* [RECORDS SHOWN]:
====

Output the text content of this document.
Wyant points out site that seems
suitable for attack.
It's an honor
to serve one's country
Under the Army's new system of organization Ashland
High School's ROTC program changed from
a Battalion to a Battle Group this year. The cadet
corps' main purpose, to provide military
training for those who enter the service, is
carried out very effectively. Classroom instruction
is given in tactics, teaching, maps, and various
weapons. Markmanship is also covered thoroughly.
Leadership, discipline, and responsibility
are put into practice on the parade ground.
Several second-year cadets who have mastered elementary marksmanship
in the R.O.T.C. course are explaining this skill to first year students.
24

====

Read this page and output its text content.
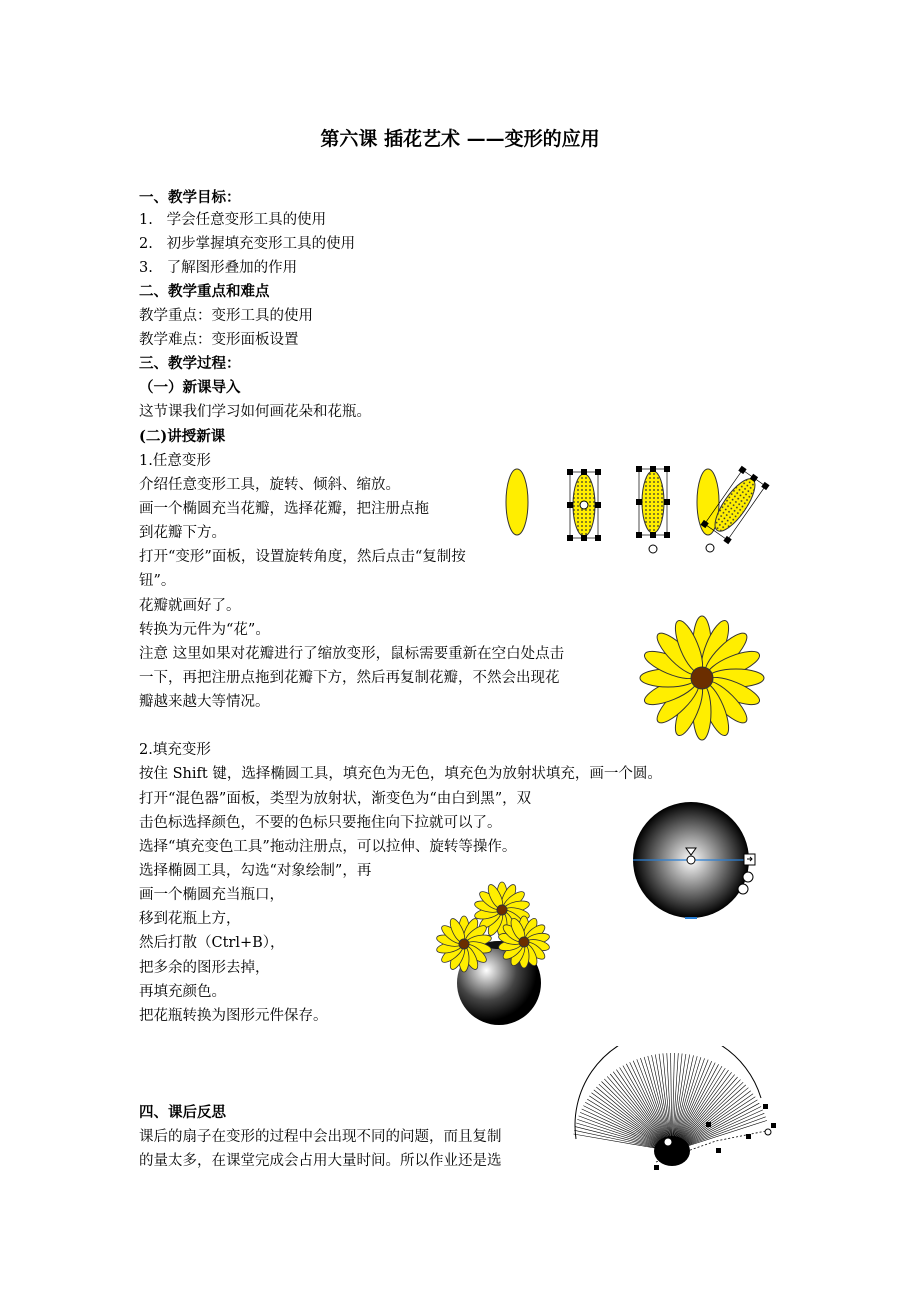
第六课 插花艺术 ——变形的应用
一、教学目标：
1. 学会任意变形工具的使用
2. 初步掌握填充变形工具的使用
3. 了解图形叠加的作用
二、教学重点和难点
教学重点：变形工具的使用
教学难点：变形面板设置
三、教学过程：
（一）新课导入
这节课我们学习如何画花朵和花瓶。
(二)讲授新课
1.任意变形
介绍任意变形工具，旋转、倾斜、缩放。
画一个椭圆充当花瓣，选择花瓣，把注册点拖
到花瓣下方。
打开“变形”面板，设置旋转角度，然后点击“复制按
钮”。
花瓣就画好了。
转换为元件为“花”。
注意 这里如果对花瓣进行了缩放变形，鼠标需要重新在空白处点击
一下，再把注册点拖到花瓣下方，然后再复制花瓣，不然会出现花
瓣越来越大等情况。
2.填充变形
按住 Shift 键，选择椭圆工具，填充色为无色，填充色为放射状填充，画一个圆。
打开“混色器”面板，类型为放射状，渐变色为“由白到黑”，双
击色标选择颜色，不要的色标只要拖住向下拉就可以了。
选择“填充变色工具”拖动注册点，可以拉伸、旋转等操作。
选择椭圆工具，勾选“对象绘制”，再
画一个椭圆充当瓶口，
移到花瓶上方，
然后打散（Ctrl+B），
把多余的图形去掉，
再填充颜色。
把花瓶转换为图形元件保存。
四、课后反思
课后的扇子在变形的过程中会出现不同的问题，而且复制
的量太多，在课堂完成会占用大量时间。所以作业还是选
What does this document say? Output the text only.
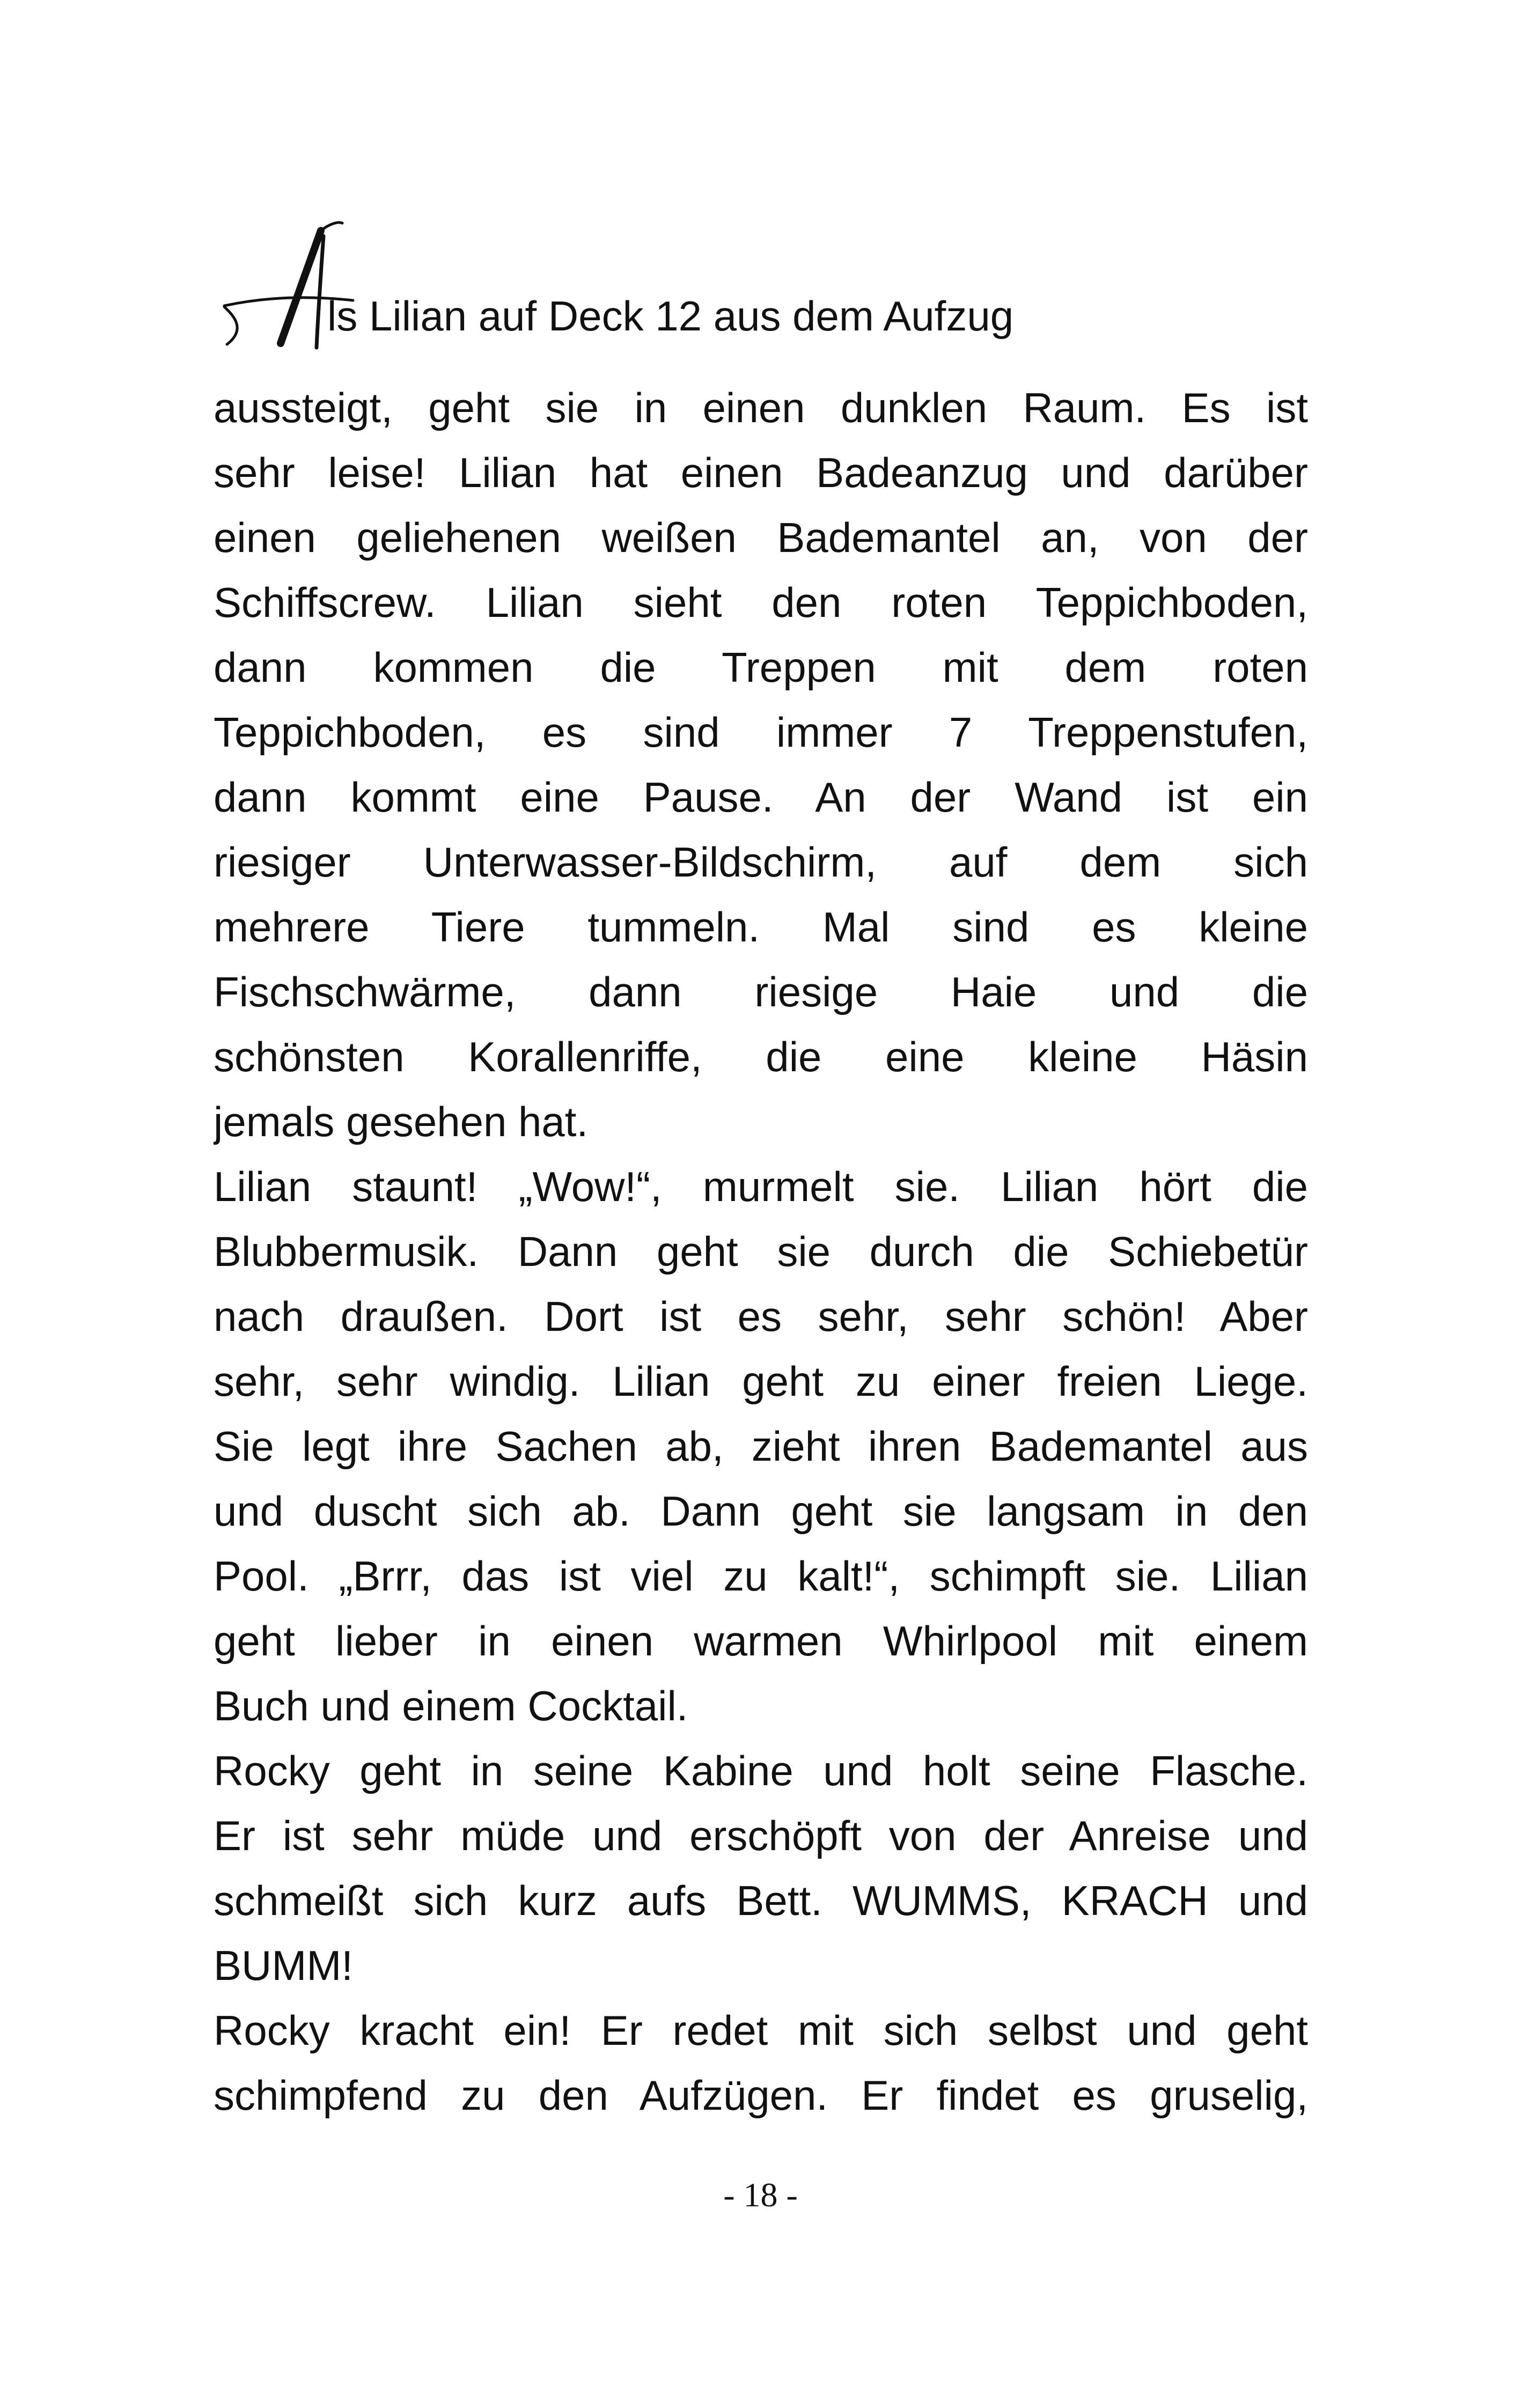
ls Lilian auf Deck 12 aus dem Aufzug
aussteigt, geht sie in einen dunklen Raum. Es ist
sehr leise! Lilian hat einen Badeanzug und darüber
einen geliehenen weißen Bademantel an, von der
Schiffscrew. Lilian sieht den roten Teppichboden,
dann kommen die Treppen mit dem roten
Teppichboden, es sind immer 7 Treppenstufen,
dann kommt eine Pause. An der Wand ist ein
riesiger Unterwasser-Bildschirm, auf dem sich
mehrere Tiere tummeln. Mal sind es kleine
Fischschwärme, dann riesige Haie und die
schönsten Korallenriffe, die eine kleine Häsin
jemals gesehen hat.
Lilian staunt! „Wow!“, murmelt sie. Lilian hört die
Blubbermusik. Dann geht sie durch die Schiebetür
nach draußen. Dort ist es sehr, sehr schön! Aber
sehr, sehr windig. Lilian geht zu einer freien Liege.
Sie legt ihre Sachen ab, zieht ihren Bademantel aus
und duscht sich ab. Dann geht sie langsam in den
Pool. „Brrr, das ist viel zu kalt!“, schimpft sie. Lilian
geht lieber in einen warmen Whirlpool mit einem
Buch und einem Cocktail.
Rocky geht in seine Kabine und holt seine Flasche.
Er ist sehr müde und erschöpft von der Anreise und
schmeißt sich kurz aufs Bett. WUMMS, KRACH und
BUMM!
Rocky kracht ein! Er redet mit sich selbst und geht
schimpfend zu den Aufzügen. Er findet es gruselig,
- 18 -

====

* [WORK TO BE COMPLETED]: List each line holding the string "einen".

* [OUTPUT BELOW]:
aussteigt, geht sie in einen dunklen Raum. Es ist
sehr leise! Lilian hat einen Badeanzug und darüber
einen geliehenen weißen Bademantel an, von der
geht lieber in einen warmen Whirlpool mit einem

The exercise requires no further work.